# [Exercise requirements]
Pictures in the data below are not part of the copy; transcribe everything else exactly.

--- Start ---

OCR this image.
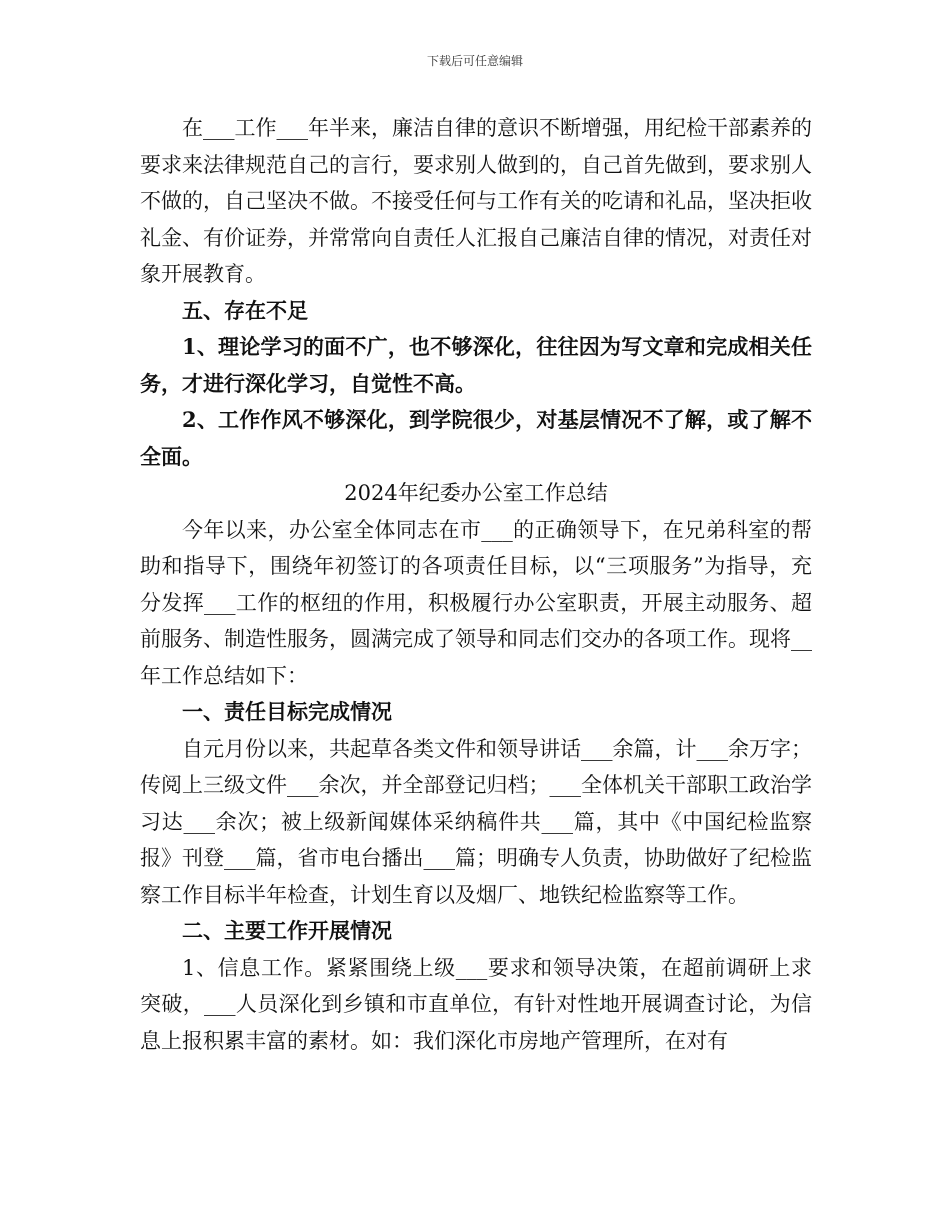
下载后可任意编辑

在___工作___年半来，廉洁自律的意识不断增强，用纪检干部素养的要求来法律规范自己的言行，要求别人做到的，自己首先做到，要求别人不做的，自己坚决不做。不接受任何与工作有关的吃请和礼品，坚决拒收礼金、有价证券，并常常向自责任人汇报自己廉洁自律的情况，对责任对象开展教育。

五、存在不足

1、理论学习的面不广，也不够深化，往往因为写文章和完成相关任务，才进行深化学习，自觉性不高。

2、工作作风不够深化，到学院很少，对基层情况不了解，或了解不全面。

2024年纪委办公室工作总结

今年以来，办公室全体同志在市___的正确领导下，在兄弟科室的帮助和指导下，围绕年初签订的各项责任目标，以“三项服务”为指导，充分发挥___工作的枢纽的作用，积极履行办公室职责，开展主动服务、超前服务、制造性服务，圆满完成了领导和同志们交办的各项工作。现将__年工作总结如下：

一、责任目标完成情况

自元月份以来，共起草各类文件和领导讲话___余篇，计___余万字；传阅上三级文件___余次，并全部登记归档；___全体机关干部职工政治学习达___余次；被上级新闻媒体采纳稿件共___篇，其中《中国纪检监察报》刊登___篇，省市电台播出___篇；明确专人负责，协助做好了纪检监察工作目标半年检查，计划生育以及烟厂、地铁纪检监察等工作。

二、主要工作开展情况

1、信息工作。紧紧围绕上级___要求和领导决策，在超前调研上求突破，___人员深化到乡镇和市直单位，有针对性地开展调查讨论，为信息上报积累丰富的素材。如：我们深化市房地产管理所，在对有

--- End ---

# [Answer to this exercise]
OCR this image.
下载后可任意编辑

在___工作___年半来，廉洁自律的意识不断增强，用纪检干部素养的要求来法律规范自己的言行，要求别人做到的，自己首先做到，要求别人不做的，自己坚决不做。不接受任何与工作有关的吃请和礼品，坚决拒收礼金、有价证券，并常常向自责任人汇报自己廉洁自律的情况，对责任对象开展教育。

五、存在不足

1、理论学习的面不广，也不够深化，往往因为写文章和完成相关任务，才进行深化学习，自觉性不高。

2、工作作风不够深化，到学院很少，对基层情况不了解，或了解不全面。

2024年纪委办公室工作总结

今年以来，办公室全体同志在市___的正确领导下，在兄弟科室的帮助和指导下，围绕年初签订的各项责任目标，以“三项服务”为指导，充分发挥___工作的枢纽的作用，积极履行办公室职责，开展主动服务、超前服务、制造性服务，圆满完成了领导和同志们交办的各项工作。现将__年工作总结如下：

一、责任目标完成情况

自元月份以来，共起草各类文件和领导讲话___余篇，计___余万字；传阅上三级文件___余次，并全部登记归档；___全体机关干部职工政治学习达___余次；被上级新闻媒体采纳稿件共___篇，其中《中国纪检监察报》刊登___篇，省市电台播出___篇；明确专人负责，协助做好了纪检监察工作目标半年检查，计划生育以及烟厂、地铁纪检监察等工作。

二、主要工作开展情况

1、信息工作。紧紧围绕上级___要求和领导决策，在超前调研上求突破，___人员深化到乡镇和市直单位，有针对性地开展调查讨论，为信息上报积累丰富的素材。如：我们深化市房地产管理所，在对有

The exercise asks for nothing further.